▶ AIM:
Output all of the data below exactly as given.

Data records:
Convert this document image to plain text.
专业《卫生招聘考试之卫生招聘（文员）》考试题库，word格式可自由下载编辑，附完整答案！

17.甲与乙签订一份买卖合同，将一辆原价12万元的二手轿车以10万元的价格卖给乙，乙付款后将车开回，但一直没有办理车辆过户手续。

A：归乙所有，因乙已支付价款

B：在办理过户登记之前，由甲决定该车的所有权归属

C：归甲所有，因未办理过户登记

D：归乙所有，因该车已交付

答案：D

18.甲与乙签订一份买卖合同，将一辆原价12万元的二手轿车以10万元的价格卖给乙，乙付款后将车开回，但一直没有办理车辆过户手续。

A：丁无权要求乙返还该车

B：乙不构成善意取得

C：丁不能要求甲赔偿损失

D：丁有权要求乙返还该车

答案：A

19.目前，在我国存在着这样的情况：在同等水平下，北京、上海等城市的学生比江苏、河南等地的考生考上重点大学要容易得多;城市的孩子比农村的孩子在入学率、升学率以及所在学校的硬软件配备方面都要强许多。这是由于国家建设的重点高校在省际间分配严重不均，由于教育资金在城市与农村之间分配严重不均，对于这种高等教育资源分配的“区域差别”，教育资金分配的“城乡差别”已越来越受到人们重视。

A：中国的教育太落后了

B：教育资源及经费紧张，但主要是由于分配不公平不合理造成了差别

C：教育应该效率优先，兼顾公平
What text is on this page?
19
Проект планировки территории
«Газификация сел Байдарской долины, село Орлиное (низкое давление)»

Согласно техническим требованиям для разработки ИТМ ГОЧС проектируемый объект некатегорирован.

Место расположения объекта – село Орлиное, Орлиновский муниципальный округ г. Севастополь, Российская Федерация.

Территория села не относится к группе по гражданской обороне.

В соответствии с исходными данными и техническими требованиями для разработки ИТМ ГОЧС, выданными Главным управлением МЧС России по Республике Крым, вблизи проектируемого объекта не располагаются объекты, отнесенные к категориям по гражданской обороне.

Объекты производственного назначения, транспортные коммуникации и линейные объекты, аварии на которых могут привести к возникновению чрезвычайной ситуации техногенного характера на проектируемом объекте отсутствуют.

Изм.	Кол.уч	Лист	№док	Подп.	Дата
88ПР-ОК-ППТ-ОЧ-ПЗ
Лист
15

▶ PROBLEM SOLUTION:
Convert this document image to plain text.
专业《卫生招聘考试之卫生招聘（文员）》考试题库，word格式可自由下载编辑，附完整答案！

17.甲与乙签订一份买卖合同，将一辆原价12万元的二手轿车以10万元的价格卖给乙，乙付款后将车开回，但一直没有办理车辆过户手续。

A：归乙所有，因乙已支付价款

B：在办理过户登记之前，由甲决定该车的所有权归属

C：归甲所有，因未办理过户登记

D：归乙所有，因该车已交付

答案：D

18.甲与乙签订一份买卖合同，将一辆原价12万元的二手轿车以10万元的价格卖给乙，乙付款后将车开回，但一直没有办理车辆过户手续。

A：丁无权要求乙返还该车

B：乙不构成善意取得

C：丁不能要求甲赔偿损失

D：丁有权要求乙返还该车

答案：A

19.目前，在我国存在着这样的情况：在同等水平下，北京、上海等城市的学生比江苏、河南等地的考生考上重点大学要容易得多;城市的孩子比农村的孩子在入学率、升学率以及所在学校的硬软件配备方面都要强许多。这是由于国家建设的重点高校在省际间分配严重不均，由于教育资金在城市与农村之间分配严重不均，对于这种高等教育资源分配的“区域差别”，教育资金分配的“城乡差别”已越来越受到人们重视。

A：中国的教育太落后了

B：教育资源及经费紧张，但主要是由于分配不公平不合理造成了差别

C：教育应该效率优先，兼顾公平
What text is on this page?
19
Проект планировки территории
«Газификация сел Байдарской долины, село Орлиное (низкое давление)»

Согласно техническим требованиям для разработки ИТМ ГОЧС проектируемый объект некатегорирован.

Место расположения объекта – село Орлиное, Орлиновский муниципальный округ г. Севастополь, Российская Федерация.

Территория села не относится к группе по гражданской обороне.

В соответствии с исходными данными и техническими требованиями для разработки ИТМ ГОЧС, выданными Главным управлением МЧС России по Республике Крым, вблизи проектируемого объекта не располагаются объекты, отнесенные к категориям по гражданской обороне.

Объекты производственного назначения, транспортные коммуникации и линейные объекты, аварии на которых могут привести к возникновению чрезвычайной ситуации техногенного характера на проектируемом объекте отсутствуют.

Изм.	Кол.уч	Лист	№док	Подп.	Дата
88ПР-ОК-ППТ-ОЧ-ПЗ
Лист
15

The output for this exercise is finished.